■ **TO DO**
Take every line that has the string "JSON" and copy it out.

+-------+

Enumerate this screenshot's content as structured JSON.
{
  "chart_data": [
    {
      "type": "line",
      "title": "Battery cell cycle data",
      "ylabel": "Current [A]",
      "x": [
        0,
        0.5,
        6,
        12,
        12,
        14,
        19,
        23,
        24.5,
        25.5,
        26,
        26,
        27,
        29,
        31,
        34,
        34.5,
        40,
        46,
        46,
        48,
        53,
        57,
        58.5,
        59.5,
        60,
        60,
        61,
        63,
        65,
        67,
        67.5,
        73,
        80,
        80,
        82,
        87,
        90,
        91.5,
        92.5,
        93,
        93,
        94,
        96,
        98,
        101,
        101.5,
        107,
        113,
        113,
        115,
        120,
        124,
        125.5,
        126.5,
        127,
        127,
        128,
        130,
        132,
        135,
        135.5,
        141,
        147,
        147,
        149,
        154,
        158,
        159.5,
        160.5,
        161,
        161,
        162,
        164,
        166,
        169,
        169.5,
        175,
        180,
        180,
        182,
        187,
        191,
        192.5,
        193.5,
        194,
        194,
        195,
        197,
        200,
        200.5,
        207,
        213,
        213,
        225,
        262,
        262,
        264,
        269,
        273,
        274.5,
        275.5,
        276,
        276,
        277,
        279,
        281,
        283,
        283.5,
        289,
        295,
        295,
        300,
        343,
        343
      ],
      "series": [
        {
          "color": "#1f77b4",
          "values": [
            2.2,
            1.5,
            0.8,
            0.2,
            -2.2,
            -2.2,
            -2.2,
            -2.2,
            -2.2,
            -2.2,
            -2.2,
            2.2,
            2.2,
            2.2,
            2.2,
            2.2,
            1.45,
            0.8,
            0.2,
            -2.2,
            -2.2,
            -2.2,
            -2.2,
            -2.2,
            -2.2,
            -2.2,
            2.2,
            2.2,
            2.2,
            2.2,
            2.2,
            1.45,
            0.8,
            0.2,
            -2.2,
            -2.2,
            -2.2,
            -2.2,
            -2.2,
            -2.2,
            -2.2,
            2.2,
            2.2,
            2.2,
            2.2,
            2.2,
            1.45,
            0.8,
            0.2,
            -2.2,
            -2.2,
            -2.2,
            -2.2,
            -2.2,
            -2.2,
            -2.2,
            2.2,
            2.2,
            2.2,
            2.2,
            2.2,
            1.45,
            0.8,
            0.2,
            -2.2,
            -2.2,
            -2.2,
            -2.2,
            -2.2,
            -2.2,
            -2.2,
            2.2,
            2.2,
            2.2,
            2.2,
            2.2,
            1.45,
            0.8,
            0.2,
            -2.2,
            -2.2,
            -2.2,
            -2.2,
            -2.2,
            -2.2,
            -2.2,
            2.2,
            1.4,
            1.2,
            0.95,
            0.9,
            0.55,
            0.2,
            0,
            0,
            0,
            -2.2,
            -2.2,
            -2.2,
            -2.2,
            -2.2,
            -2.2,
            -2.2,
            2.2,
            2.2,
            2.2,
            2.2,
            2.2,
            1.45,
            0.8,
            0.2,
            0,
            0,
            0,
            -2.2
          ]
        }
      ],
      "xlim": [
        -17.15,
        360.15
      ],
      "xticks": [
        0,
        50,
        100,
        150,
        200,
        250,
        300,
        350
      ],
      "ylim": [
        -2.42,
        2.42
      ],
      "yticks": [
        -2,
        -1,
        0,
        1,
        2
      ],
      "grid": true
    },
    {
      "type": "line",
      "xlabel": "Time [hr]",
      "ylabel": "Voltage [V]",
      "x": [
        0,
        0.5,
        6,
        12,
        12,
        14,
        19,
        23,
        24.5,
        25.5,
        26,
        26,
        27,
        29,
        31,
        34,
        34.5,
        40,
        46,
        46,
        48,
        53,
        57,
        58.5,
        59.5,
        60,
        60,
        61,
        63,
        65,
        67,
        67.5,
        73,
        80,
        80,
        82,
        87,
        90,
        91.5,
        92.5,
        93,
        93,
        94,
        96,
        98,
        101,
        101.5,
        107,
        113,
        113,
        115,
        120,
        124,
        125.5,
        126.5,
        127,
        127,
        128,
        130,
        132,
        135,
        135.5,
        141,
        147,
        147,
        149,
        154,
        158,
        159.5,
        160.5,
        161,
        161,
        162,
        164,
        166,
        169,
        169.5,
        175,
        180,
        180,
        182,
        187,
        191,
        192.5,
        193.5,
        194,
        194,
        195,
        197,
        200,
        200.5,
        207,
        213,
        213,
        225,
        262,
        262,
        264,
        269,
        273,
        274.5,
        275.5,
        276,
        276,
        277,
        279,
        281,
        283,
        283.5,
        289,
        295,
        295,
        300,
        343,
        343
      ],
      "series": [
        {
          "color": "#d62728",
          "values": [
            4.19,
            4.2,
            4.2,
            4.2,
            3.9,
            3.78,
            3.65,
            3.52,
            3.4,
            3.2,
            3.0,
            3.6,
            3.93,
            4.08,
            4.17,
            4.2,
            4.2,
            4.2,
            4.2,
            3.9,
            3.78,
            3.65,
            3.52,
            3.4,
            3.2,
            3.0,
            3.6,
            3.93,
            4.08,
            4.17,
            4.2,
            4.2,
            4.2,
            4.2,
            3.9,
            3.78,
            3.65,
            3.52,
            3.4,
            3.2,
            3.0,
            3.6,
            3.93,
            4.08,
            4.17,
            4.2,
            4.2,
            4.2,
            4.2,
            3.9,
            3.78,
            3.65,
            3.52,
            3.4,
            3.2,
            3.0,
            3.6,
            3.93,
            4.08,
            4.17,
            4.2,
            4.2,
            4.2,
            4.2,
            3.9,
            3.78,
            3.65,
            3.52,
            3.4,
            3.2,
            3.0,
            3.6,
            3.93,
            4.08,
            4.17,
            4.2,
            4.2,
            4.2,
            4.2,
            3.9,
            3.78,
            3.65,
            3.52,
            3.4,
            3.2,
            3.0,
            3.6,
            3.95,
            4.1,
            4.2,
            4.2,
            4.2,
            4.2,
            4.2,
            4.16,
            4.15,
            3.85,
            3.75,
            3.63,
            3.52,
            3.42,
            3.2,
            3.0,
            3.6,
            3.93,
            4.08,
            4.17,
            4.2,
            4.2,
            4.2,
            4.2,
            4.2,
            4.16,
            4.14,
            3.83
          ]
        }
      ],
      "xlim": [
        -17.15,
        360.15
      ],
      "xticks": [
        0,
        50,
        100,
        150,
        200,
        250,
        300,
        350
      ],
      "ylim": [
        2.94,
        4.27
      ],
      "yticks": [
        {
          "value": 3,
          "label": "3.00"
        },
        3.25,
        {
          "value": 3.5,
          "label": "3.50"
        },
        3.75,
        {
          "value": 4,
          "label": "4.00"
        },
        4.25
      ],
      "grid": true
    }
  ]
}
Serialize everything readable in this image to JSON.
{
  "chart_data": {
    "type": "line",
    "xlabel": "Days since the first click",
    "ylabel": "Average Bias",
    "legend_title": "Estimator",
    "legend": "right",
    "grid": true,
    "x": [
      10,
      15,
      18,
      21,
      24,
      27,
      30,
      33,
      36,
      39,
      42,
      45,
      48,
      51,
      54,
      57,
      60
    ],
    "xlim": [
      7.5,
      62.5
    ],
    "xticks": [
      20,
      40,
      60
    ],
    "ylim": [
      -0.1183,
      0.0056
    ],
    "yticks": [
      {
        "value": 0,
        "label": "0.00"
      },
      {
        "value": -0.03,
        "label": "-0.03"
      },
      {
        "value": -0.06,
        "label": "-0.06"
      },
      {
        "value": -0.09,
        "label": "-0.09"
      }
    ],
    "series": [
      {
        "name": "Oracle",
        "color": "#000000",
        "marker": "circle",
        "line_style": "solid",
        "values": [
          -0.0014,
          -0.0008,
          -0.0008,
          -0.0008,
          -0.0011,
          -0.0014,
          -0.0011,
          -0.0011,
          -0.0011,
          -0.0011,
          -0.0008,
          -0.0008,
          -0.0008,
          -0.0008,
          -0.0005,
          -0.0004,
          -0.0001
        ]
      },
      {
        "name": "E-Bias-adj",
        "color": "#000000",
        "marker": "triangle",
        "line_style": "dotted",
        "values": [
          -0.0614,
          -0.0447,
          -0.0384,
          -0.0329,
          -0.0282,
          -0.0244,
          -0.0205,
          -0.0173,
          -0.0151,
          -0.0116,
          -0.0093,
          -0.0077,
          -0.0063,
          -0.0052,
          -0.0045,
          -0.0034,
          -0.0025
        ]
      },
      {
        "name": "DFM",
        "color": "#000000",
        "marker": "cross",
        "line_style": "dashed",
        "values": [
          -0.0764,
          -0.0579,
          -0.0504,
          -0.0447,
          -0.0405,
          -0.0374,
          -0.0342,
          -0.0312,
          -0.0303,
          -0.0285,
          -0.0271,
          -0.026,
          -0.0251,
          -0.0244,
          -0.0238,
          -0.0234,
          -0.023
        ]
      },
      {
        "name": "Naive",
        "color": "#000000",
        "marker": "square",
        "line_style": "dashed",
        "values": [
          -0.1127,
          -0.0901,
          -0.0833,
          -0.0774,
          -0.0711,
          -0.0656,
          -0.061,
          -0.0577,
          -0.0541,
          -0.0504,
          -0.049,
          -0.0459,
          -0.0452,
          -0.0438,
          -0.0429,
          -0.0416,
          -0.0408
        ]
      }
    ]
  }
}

+-------+

■ **FINISHED EXERCISE**
Enumerate this screenshot's content as structured JSON.
Serialize everything readable in this image to JSON.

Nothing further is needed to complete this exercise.